**What is expected:**
Do any lines in the data below contain "自身实力较强"? If so, copy every one of them.

Saved entries

^^^^^^^^

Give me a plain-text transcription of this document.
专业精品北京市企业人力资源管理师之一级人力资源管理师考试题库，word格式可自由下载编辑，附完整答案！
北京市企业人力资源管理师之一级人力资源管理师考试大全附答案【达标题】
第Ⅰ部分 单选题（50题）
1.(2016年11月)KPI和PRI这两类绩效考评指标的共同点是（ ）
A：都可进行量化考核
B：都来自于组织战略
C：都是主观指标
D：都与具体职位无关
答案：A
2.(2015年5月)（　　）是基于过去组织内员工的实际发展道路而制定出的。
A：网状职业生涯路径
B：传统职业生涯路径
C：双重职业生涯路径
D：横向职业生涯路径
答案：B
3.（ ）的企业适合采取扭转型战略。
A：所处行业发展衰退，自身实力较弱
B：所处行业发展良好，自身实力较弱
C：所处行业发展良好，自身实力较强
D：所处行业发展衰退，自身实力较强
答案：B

^^^^^^^^

**Written reply:**
C：所处行业发展良好，自身实力较强
D：所处行业发展衰退，自身实力较强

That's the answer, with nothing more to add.